WHAT IS EXPECTED — What follows is a block of records; reproduce all of it verbatim.

Rows from a figure dataset:
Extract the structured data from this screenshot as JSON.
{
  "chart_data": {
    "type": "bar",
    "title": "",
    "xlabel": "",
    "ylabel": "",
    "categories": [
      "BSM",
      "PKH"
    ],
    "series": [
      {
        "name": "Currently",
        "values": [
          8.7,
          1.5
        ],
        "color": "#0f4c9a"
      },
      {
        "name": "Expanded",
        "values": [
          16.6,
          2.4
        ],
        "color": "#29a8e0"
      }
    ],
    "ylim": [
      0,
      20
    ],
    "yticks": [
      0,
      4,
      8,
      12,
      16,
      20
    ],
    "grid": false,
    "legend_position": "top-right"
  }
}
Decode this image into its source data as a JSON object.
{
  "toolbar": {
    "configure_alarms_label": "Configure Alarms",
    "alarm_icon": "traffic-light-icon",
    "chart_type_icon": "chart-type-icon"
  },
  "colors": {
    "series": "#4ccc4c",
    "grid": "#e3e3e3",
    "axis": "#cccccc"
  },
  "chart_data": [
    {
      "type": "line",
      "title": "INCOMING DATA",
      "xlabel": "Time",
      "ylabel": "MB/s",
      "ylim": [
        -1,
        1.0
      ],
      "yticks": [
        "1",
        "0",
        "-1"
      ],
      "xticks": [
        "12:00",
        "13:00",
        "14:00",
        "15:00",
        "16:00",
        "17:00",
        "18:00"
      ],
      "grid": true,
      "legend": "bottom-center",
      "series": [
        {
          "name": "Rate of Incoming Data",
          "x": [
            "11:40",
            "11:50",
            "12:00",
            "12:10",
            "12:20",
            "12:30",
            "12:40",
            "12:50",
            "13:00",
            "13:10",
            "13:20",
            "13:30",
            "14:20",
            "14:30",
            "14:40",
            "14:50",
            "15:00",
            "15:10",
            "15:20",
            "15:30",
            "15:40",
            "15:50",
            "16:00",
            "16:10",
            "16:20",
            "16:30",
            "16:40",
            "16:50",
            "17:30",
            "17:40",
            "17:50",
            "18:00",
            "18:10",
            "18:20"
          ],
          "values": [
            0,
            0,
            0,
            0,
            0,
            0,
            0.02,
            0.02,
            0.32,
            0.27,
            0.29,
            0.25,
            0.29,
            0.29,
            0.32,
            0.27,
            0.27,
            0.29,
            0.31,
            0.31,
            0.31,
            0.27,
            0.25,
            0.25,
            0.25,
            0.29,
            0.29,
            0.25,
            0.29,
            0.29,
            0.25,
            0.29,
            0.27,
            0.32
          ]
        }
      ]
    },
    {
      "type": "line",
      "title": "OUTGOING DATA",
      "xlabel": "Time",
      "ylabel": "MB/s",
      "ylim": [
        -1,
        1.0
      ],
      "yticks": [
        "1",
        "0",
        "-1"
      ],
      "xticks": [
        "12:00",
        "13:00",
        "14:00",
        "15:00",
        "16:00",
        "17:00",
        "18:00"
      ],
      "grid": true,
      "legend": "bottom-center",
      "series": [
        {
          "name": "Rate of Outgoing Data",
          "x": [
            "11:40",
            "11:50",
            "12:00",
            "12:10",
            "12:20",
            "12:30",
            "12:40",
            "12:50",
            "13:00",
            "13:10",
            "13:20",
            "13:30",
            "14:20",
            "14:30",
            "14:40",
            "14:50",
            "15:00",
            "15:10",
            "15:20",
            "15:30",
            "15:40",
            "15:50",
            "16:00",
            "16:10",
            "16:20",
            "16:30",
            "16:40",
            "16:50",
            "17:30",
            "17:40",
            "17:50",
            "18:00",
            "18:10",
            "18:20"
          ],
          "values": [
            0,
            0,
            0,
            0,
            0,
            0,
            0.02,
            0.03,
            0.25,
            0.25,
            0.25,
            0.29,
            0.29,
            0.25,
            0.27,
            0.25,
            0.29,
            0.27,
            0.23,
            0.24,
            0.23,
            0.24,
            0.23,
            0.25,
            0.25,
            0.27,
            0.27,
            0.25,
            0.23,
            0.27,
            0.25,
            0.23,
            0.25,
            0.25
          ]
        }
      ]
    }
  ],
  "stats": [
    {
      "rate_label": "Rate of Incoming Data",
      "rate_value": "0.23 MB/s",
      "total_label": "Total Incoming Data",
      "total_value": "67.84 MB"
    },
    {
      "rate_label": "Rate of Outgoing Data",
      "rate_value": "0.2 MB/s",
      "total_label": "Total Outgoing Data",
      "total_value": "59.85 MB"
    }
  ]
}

PROBLEM SOLUTION —
Extract the structured data from this screenshot as JSON.
{
  "chart_data": {
    "type": "bar",
    "title": "",
    "xlabel": "",
    "ylabel": "",
    "categories": [
      "BSM",
      "PKH"
    ],
    "series": [
      {
        "name": "Currently",
        "values": [
          8.7,
          1.5
        ],
        "color": "#0f4c9a"
      },
      {
        "name": "Expanded",
        "values": [
          16.6,
          2.4
        ],
        "color": "#29a8e0"
      }
    ],
    "ylim": [
      0,
      20
    ],
    "yticks": [
      0,
      4,
      8,
      12,
      16,
      20
    ],
    "grid": false,
    "legend_position": "top-right"
  }
}
Decode this image into its source data as a JSON object.
{
  "toolbar": {
    "configure_alarms_label": "Configure Alarms",
    "alarm_icon": "traffic-light-icon",
    "chart_type_icon": "chart-type-icon"
  },
  "colors": {
    "series": "#4ccc4c",
    "grid": "#e3e3e3",
    "axis": "#cccccc"
  },
  "chart_data": [
    {
      "type": "line",
      "title": "INCOMING DATA",
      "xlabel": "Time",
      "ylabel": "MB/s",
      "ylim": [
        -1,
        1.0
      ],
      "yticks": [
        "1",
        "0",
        "-1"
      ],
      "xticks": [
        "12:00",
        "13:00",
        "14:00",
        "15:00",
        "16:00",
        "17:00",
        "18:00"
      ],
      "grid": true,
      "legend": "bottom-center",
      "series": [
        {
          "name": "Rate of Incoming Data",
          "x": [
            "11:40",
            "11:50",
            "12:00",
            "12:10",
            "12:20",
            "12:30",
            "12:40",
            "12:50",
            "13:00",
            "13:10",
            "13:20",
            "13:30",
            "14:20",
            "14:30",
            "14:40",
            "14:50",
            "15:00",
            "15:10",
            "15:20",
            "15:30",
            "15:40",
            "15:50",
            "16:00",
            "16:10",
            "16:20",
            "16:30",
            "16:40",
            "16:50",
            "17:30",
            "17:40",
            "17:50",
            "18:00",
            "18:10",
            "18:20"
          ],
          "values": [
            0,
            0,
            0,
            0,
            0,
            0,
            0.02,
            0.02,
            0.32,
            0.27,
            0.29,
            0.25,
            0.29,
            0.29,
            0.32,
            0.27,
            0.27,
            0.29,
            0.31,
            0.31,
            0.31,
            0.27,
            0.25,
            0.25,
            0.25,
            0.29,
            0.29,
            0.25,
            0.29,
            0.29,
            0.25,
            0.29,
            0.27,
            0.32
          ]
        }
      ]
    },
    {
      "type": "line",
      "title": "OUTGOING DATA",
      "xlabel": "Time",
      "ylabel": "MB/s",
      "ylim": [
        -1,
        1.0
      ],
      "yticks": [
        "1",
        "0",
        "-1"
      ],
      "xticks": [
        "12:00",
        "13:00",
        "14:00",
        "15:00",
        "16:00",
        "17:00",
        "18:00"
      ],
      "grid": true,
      "legend": "bottom-center",
      "series": [
        {
          "name": "Rate of Outgoing Data",
          "x": [
            "11:40",
            "11:50",
            "12:00",
            "12:10",
            "12:20",
            "12:30",
            "12:40",
            "12:50",
            "13:00",
            "13:10",
            "13:20",
            "13:30",
            "14:20",
            "14:30",
            "14:40",
            "14:50",
            "15:00",
            "15:10",
            "15:20",
            "15:30",
            "15:40",
            "15:50",
            "16:00",
            "16:10",
            "16:20",
            "16:30",
            "16:40",
            "16:50",
            "17:30",
            "17:40",
            "17:50",
            "18:00",
            "18:10",
            "18:20"
          ],
          "values": [
            0,
            0,
            0,
            0,
            0,
            0,
            0.02,
            0.03,
            0.25,
            0.25,
            0.25,
            0.29,
            0.29,
            0.25,
            0.27,
            0.25,
            0.29,
            0.27,
            0.23,
            0.24,
            0.23,
            0.24,
            0.23,
            0.25,
            0.25,
            0.27,
            0.27,
            0.25,
            0.23,
            0.27,
            0.25,
            0.23,
            0.25,
            0.25
          ]
        }
      ]
    }
  ],
  "stats": [
    {
      "rate_label": "Rate of Incoming Data",
      "rate_value": "0.23 MB/s",
      "total_label": "Total Incoming Data",
      "total_value": "67.84 MB"
    },
    {
      "rate_label": "Rate of Outgoing Data",
      "rate_value": "0.2 MB/s",
      "total_label": "Total Outgoing Data",
      "total_value": "59.85 MB"
    }
  ]
}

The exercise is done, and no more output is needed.